## Description of the task
Draw out every line with the word "一起来捉妖" from the listing below.

— Start of Extracted material —

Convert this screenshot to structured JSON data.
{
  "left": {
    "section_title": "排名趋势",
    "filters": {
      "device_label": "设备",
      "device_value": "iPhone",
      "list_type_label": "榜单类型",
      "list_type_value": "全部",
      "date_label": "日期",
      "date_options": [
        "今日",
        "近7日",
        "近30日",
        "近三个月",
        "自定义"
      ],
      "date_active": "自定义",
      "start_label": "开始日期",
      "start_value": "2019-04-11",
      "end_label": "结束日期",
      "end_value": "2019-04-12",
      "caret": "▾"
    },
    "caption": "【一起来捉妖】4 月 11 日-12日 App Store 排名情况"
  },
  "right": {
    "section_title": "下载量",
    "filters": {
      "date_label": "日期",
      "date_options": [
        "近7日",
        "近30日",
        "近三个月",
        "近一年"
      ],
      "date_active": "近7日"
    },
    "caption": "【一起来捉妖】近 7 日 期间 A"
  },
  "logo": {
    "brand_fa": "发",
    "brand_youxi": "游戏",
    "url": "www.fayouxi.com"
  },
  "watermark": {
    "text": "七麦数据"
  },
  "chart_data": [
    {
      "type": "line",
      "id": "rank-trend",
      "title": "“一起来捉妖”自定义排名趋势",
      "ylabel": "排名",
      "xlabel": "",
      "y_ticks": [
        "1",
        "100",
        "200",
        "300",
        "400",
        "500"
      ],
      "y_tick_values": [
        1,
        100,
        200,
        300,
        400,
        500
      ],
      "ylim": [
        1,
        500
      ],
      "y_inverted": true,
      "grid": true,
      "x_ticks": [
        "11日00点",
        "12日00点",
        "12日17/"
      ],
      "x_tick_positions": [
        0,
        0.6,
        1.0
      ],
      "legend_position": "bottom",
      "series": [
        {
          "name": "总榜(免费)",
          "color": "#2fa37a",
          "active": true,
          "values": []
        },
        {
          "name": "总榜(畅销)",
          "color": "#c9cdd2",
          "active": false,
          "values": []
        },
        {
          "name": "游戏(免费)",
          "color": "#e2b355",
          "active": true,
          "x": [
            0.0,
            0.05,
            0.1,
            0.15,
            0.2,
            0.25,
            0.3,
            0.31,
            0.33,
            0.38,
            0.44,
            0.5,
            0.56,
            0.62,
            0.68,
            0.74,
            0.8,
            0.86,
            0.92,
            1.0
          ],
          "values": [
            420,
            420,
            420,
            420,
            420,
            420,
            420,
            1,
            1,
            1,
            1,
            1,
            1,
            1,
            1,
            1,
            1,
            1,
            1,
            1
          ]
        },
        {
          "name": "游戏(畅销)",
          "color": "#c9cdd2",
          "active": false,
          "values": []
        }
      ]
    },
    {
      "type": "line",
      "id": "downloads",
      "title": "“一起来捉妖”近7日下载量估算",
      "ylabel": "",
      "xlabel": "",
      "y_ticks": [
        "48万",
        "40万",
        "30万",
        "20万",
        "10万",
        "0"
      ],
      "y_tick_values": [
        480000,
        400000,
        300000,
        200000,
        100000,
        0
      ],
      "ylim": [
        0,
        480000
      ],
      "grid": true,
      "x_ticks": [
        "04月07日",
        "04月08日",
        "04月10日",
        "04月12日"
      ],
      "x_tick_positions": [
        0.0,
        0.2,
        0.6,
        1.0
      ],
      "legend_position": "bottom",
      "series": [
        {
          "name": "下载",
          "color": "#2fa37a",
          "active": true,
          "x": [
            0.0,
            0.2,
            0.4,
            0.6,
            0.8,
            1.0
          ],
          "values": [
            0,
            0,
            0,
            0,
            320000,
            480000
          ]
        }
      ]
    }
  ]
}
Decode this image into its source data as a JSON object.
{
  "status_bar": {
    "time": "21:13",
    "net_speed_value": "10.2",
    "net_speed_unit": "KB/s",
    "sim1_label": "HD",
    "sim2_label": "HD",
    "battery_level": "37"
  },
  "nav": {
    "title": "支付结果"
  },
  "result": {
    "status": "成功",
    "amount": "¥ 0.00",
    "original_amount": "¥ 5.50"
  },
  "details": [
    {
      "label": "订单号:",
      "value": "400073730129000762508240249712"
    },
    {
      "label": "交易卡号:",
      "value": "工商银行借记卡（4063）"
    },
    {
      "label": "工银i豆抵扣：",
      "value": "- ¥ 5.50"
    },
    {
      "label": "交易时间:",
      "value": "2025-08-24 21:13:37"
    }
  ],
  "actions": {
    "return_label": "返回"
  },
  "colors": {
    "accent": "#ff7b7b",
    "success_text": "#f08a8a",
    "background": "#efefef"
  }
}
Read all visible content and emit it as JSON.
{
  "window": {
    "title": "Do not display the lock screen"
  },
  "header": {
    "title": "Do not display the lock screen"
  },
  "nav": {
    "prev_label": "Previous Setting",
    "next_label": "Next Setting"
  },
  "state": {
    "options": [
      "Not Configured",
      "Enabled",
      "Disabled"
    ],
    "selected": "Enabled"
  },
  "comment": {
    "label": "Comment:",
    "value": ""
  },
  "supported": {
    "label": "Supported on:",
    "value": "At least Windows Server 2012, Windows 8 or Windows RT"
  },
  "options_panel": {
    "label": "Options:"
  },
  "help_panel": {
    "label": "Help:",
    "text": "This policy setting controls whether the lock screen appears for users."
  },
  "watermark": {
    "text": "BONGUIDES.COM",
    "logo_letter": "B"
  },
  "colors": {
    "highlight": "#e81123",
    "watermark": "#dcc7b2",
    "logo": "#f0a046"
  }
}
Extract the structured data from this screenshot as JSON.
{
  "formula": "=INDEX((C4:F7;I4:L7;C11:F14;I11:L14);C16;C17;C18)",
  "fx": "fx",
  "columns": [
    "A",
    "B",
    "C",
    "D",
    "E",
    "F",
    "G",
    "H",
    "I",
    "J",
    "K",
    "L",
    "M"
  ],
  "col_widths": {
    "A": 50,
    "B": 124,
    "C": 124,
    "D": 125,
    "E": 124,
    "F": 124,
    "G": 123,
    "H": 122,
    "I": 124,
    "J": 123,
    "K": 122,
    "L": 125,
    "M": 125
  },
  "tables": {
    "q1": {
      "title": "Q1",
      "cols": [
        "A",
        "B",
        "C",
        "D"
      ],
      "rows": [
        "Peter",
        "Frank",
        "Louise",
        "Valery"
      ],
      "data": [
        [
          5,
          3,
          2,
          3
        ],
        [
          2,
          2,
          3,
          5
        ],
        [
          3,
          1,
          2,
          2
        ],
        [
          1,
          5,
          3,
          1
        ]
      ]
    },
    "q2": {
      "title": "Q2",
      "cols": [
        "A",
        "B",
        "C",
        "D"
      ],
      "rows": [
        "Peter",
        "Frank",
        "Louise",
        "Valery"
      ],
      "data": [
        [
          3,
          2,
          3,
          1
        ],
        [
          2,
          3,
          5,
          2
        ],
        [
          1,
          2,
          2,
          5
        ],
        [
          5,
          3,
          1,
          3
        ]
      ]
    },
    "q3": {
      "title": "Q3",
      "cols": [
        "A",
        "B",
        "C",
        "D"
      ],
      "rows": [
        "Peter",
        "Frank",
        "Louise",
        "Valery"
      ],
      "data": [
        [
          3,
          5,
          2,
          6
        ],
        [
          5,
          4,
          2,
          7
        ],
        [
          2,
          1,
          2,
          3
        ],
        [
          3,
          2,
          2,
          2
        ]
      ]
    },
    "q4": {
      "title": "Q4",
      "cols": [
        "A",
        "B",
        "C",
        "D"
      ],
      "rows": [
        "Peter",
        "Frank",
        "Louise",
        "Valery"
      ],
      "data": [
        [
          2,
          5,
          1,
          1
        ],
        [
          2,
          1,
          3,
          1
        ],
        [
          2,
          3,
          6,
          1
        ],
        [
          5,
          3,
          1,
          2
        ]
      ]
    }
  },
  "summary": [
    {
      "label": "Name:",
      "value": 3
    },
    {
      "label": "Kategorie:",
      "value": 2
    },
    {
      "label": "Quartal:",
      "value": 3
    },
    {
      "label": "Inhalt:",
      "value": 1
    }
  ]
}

— End of Extracted material —

## Problem solution
    "caption": "【一起来捉妖】4 月 11 日-12日 App Store 排名情况"
    "caption": "【一起来捉妖】近 7 日 期间 A"
      "title": "“一起来捉妖”自定义排名趋势",
      "title": "“一起来捉妖”近7日下载量估算",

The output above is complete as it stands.